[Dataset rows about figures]
════

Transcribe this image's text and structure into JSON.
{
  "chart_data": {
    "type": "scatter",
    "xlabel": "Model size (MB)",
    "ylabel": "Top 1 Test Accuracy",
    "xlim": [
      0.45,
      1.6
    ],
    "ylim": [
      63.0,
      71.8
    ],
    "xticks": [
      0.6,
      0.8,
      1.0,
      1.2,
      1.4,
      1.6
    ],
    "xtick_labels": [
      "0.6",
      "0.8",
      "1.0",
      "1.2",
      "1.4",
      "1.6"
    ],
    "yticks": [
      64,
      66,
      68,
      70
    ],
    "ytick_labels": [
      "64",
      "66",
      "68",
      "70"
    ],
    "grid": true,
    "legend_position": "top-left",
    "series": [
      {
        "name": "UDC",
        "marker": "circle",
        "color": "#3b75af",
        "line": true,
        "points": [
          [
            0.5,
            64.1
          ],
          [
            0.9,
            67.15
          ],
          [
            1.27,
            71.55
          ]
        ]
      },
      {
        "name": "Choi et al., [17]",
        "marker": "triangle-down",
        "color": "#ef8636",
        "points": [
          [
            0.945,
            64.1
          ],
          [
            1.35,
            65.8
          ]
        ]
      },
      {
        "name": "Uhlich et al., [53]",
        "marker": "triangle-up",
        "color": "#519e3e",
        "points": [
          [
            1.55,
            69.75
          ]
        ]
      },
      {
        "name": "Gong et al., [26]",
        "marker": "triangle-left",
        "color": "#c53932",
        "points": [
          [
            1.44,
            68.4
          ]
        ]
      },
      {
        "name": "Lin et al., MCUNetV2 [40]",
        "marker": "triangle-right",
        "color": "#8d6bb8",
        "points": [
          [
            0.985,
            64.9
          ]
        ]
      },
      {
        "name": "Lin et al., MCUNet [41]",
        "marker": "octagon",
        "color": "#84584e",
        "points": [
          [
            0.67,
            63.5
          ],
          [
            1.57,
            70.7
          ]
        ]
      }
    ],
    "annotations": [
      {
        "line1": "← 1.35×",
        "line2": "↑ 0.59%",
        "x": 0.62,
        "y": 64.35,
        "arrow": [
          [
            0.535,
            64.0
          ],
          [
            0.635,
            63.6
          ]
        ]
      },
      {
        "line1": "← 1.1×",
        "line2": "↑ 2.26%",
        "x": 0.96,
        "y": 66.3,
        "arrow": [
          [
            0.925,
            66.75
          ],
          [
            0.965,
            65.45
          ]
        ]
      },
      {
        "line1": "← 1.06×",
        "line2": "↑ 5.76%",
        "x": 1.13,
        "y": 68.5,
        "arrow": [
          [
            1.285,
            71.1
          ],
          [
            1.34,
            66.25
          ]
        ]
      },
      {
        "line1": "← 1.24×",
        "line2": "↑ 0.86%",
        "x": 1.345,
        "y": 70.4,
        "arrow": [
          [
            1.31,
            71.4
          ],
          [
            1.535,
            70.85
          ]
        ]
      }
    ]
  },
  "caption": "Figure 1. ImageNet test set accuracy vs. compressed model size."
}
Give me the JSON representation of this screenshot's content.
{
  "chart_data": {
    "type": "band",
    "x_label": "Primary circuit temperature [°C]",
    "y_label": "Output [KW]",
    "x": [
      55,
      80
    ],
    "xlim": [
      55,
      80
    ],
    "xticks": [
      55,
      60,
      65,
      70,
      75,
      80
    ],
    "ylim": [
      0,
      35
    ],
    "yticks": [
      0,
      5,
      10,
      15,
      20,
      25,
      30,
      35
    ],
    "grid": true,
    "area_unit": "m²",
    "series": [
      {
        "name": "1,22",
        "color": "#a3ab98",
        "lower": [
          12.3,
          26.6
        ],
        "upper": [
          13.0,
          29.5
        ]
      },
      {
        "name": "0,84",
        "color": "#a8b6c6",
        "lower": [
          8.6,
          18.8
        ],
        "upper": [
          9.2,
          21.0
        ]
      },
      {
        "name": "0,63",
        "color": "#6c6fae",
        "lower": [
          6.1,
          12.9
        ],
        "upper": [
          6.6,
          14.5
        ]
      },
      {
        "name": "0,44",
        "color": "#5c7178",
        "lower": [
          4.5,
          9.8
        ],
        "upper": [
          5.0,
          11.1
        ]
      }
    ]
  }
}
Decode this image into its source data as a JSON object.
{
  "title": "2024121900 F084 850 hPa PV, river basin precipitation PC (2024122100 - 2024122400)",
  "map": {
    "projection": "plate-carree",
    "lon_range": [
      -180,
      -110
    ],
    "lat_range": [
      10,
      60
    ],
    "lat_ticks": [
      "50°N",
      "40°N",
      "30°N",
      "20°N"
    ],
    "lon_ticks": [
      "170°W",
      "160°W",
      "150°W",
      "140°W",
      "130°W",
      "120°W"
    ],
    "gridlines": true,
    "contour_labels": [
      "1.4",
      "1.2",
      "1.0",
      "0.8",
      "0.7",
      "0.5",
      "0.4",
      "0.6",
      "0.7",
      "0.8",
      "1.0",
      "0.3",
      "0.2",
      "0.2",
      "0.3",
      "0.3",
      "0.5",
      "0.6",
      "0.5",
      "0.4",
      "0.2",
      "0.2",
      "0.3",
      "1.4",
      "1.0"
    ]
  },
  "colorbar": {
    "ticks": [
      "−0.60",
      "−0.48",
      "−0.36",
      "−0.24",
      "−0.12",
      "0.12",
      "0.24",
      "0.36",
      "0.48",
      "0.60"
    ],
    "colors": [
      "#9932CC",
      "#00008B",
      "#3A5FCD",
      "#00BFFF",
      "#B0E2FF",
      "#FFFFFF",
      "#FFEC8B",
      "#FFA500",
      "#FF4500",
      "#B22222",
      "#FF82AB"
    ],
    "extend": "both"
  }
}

════

## Written task
Give only the number of lines in the preceding material that contain the string "left".

## Exercise answer
2